▶ **Information shown**:
Start

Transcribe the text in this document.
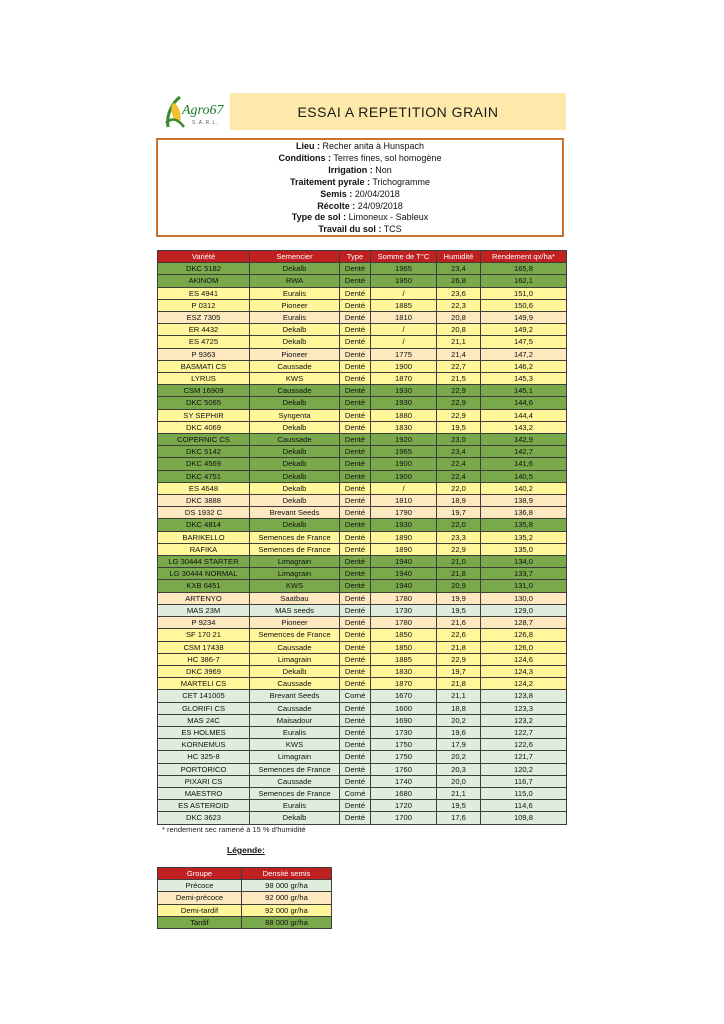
Agro67
S.A.R.L.
ESSAI A REPETITION GRAIN
Lieu : Recher anita à Hunspach
Conditions : Terres fines, sol homogène
Irrigation : Non
Traitement pyrale : Trichogramme
Semis : 20/04/2018
Récolte : 24/09/2018
Type de sol : Limoneux - Sableux
Travail du sol : TCS
Variété	Semencier	Type	Somme de T°C	Humidité	Rendement qx/ha*
DKC 5182	Dekalb	Denté	1965	23,4	165,8
AKINOM	RWA	Denté	1950	26,8	162,1
ES 4941	Euralis	Denté	/	23,6	151,0
P 0312	Pioneer	Denté	1885	22,3	150,6
ESZ 7305	Euralis	Denté	1810	20,8	149,9
ER 4432	Dekalb	Denté	/	20,8	149,2
ES 4725	Dekalb	Denté	/	21,1	147,5
P 9363	Pioneer	Denté	1775	21,4	147,2
BASMATI CS	Caussade	Denté	1900	22,7	146,2
LYRUS	KWS	Denté	1870	21,5	145,3
CSM 16909	Caussade	Denté	1930	22,9	145,1
DKC 5065	Dekalb	Denté	1930	22,9	144,6
SY SEPHIR	Syngenta	Denté	1880	22,9	144,4
DKC 4069	Dekalb	Denté	1830	19,5	143,2
COPERNIC CS	Caussade	Denté	1920	23,0	142,9
DKC 5142	Dekalb	Denté	1965	23,4	142,7
DKC 4569	Dekalb	Denté	1900	22,4	141,6
DKC 4751	Dekalb	Denté	1900	22,4	140,5
ES 4648	Dekalb	Denté	/	22,0	140,2
DKC 3888	Dekalb	Denté	1810	18,9	138,9
DS 1932 C	Brevant Seeds	Denté	1790	19,7	136,8
DKC 4814	Dekalb	Denté	1930	22,0	135,8
BARIKELLO	Semences de France	Denté	1890	23,3	135,2
RAFIKA	Semences de France	Denté	1890	22,9	135,0
LG 30444 STARTER	Limagrain	Denté	1940	21,0	134,0
LG 30444 NORMAL	Limagrain	Denté	1940	21,8	133,7
KXB 6451	KWS	Denté	1940	20,9	131,0
ARTENYO	Saatbau	Denté	1780	19,9	130,0
MAS 23M	MAS seeds	Denté	1730	19,5	129,0
P 9234	Pioneer	Denté	1780	21,6	128,7
SF 170 21	Semences de France	Denté	1850	22,6	126,8
CSM 17438	Caussade	Denté	1850	21,8	126,0
HC 386-7	Limagrain	Denté	1885	22,9	124,6
DKC 3969	Dekalb	Denté	1830	19,7	124,3
MARTELI CS	Caussade	Denté	1870	21,8	124,2
CET 141005	Brevant Seeds	Corné	1670	21,1	123,8
GLORIFI CS	Caussade	Denté	1600	18,8	123,3
MAS 24C	Maisadour	Denté	1690	20,2	123,2
ES HOLMES	Euralis	Denté	1730	19,6	122,7
KORNEMUS	KWS	Denté	1750	17,9	122,6
HC 325-8	Limagrain	Denté	1750	20,2	121,7
PORTORICO	Semences de France	Denté	1760	20,3	120,2
PIXARI CS	Caussade	Denté	1740	20,0	116,7
MAESTRO	Semences de France	Corné	1680	21,1	115,0
ES ASTEROID	Euralis	Denté	1720	19,5	114,6
DKC 3623	Dekalb	Denté	1700	17,6	109,8
* rendement sec ramené à 15 % d'humidité
Légende:
Groupe	Densité semis
Précoce	98 000 gr/ha
Demi-précoce	92 000 gr/ha
Demi-tardif	92 000 gr/ha
Tardif	88 000 gr/ha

End

▶ **What the task asks**:
Every record must be copied exactly, with the pictures left out.

▶ **The response**:
Transcribe the text in this document.
Agro67
S.A.R.L.
ESSAI A REPETITION GRAIN
Lieu : Recher anita à Hunspach
Conditions : Terres fines, sol homogène
Irrigation : Non
Traitement pyrale : Trichogramme
Semis : 20/04/2018
Récolte : 24/09/2018
Type de sol : Limoneux - Sableux
Travail du sol : TCS
Variété	Semencier	Type	Somme de T°C	Humidité	Rendement qx/ha*
DKC 5182	Dekalb	Denté	1965	23,4	165,8
AKINOM	RWA	Denté	1950	26,8	162,1
ES 4941	Euralis	Denté	/	23,6	151,0
P 0312	Pioneer	Denté	1885	22,3	150,6
ESZ 7305	Euralis	Denté	1810	20,8	149,9
ER 4432	Dekalb	Denté	/	20,8	149,2
ES 4725	Dekalb	Denté	/	21,1	147,5
P 9363	Pioneer	Denté	1775	21,4	147,2
BASMATI CS	Caussade	Denté	1900	22,7	146,2
LYRUS	KWS	Denté	1870	21,5	145,3
CSM 16909	Caussade	Denté	1930	22,9	145,1
DKC 5065	Dekalb	Denté	1930	22,9	144,6
SY SEPHIR	Syngenta	Denté	1880	22,9	144,4
DKC 4069	Dekalb	Denté	1830	19,5	143,2
COPERNIC CS	Caussade	Denté	1920	23,0	142,9
DKC 5142	Dekalb	Denté	1965	23,4	142,7
DKC 4569	Dekalb	Denté	1900	22,4	141,6
DKC 4751	Dekalb	Denté	1900	22,4	140,5
ES 4648	Dekalb	Denté	/	22,0	140,2
DKC 3888	Dekalb	Denté	1810	18,9	138,9
DS 1932 C	Brevant Seeds	Denté	1790	19,7	136,8
DKC 4814	Dekalb	Denté	1930	22,0	135,8
BARIKELLO	Semences de France	Denté	1890	23,3	135,2
RAFIKA	Semences de France	Denté	1890	22,9	135,0
LG 30444 STARTER	Limagrain	Denté	1940	21,0	134,0
LG 30444 NORMAL	Limagrain	Denté	1940	21,8	133,7
KXB 6451	KWS	Denté	1940	20,9	131,0
ARTENYO	Saatbau	Denté	1780	19,9	130,0
MAS 23M	MAS seeds	Denté	1730	19,5	129,0
P 9234	Pioneer	Denté	1780	21,6	128,7
SF 170 21	Semences de France	Denté	1850	22,6	126,8
CSM 17438	Caussade	Denté	1850	21,8	126,0
HC 386-7	Limagrain	Denté	1885	22,9	124,6
DKC 3969	Dekalb	Denté	1830	19,7	124,3
MARTELI CS	Caussade	Denté	1870	21,8	124,2
CET 141005	Brevant Seeds	Corné	1670	21,1	123,8
GLORIFI CS	Caussade	Denté	1600	18,8	123,3
MAS 24C	Maisadour	Denté	1690	20,2	123,2
ES HOLMES	Euralis	Denté	1730	19,6	122,7
KORNEMUS	KWS	Denté	1750	17,9	122,6
HC 325-8	Limagrain	Denté	1750	20,2	121,7
PORTORICO	Semences de France	Denté	1760	20,3	120,2
PIXARI CS	Caussade	Denté	1740	20,0	116,7
MAESTRO	Semences de France	Corné	1680	21,1	115,0
ES ASTEROID	Euralis	Denté	1720	19,5	114,6
DKC 3623	Dekalb	Denté	1700	17,6	109,8
* rendement sec ramené à 15 % d'humidité
Légende:
Groupe	Densité semis
Précoce	98 000 gr/ha
Demi-précoce	92 000 gr/ha
Demi-tardif	92 000 gr/ha
Tardif	88 000 gr/ha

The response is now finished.